-- START --
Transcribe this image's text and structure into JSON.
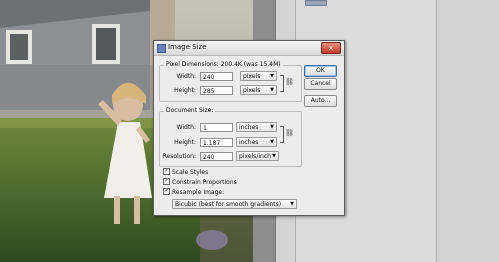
{
  "dialog": {
    "title": "Image Size",
    "close_label": "x",
    "pixel_dimensions": {
      "legend": "Pixel Dimensions: 200.4K (was 15.4M)",
      "width_label": "Width:",
      "width_value": "240",
      "width_unit": "pixels",
      "height_label": "Height:",
      "height_value": "285",
      "height_unit": "pixels"
    },
    "document_size": {
      "legend": "Document Size:",
      "width_label": "Width:",
      "width_value": "1",
      "width_unit": "inches",
      "height_label": "Height:",
      "height_value": "1.187",
      "height_unit": "inches",
      "resolution_label": "Resolution:",
      "resolution_value": "240",
      "resolution_unit": "pixels/inch"
    },
    "options": {
      "scale_styles": "Scale Styles",
      "constrain_proportions": "Constrain Proportions",
      "resample_image": "Resample Image:",
      "resample_method": "Bicubic (best for smooth gradients)"
    },
    "buttons": {
      "ok": "OK",
      "cancel": "Cancel",
      "auto": "Auto..."
    },
    "check_mark": "✓",
    "arrow": "▼"
  }
}
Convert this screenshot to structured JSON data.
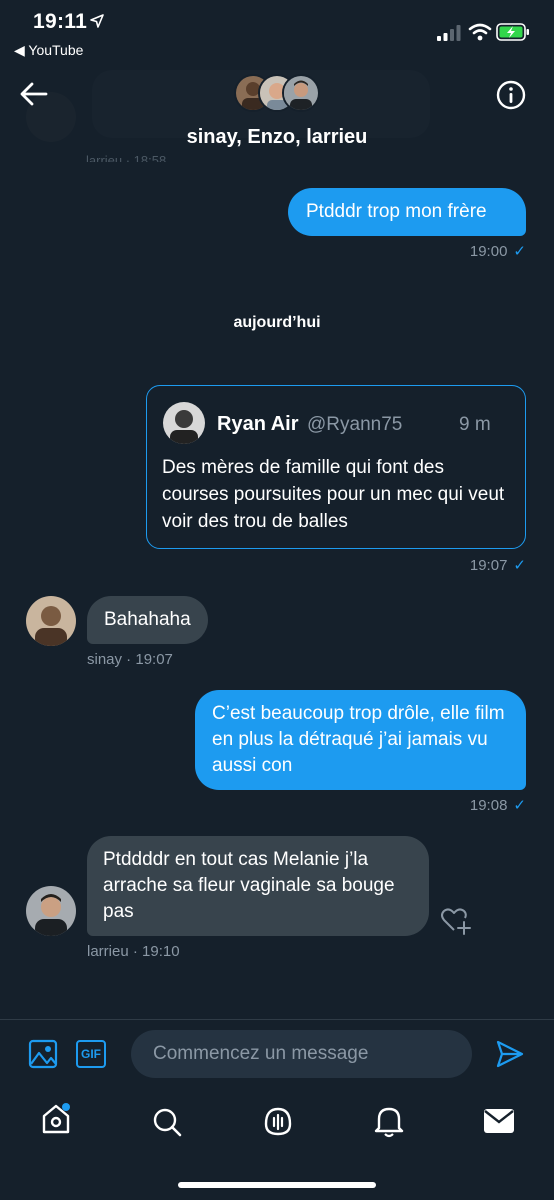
{
  "status_bar": {
    "time": "19:11",
    "back_app": "◀ YouTube"
  },
  "header": {
    "title": "sinay, Enzo, larrieu",
    "partial_meta": "larrieu · 18:58"
  },
  "messages": [
    {
      "id": "m1",
      "dir": "out",
      "text": "Ptdddr trop mon frère",
      "time": "19:00"
    },
    {
      "id": "sep",
      "type": "date",
      "text": "aujourd’hui"
    },
    {
      "id": "m2",
      "dir": "out",
      "type": "quote",
      "time": "19:07",
      "quote": {
        "name": "Ryan Air",
        "handle": "@Ryann75",
        "age": "9 m",
        "text": "Des mères de famille qui font des courses poursuites pour un mec qui veut voir des trou de balles"
      }
    },
    {
      "id": "m3",
      "dir": "in",
      "text": "Bahahaha",
      "meta": "sinay · 19:07"
    },
    {
      "id": "m4",
      "dir": "out",
      "text": "C’est beaucoup trop drôle, elle film en plus la détraqué j’ai jamais vu aussi con",
      "time": "19:08"
    },
    {
      "id": "m5",
      "dir": "in",
      "text": "Ptddddr en tout cas Melanie j’la arrache sa fleur vaginale sa bouge pas",
      "meta": "larrieu · 19:10"
    }
  ],
  "composer": {
    "placeholder": "Commencez un message",
    "gif_label": "GIF"
  },
  "colors": {
    "background": "#15202b",
    "accent": "#1d9bf0",
    "incoming_bubble": "#38444d",
    "muted_text": "#8b98a5"
  },
  "icons": {
    "back": "arrow-left-icon",
    "info": "info-icon",
    "image": "image-icon",
    "gif": "gif-icon",
    "send": "send-icon",
    "home": "home-icon",
    "search": "search-icon",
    "spaces": "microphone-icon",
    "notifications": "bell-icon",
    "messages": "envelope-icon",
    "like": "heart-plus-icon"
  }
}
-- END --
- _Problem statement_:
Looking at the records above, say how many lines hold the string "plus". Write nothing but the number.

- _Solution for this exercise_:
2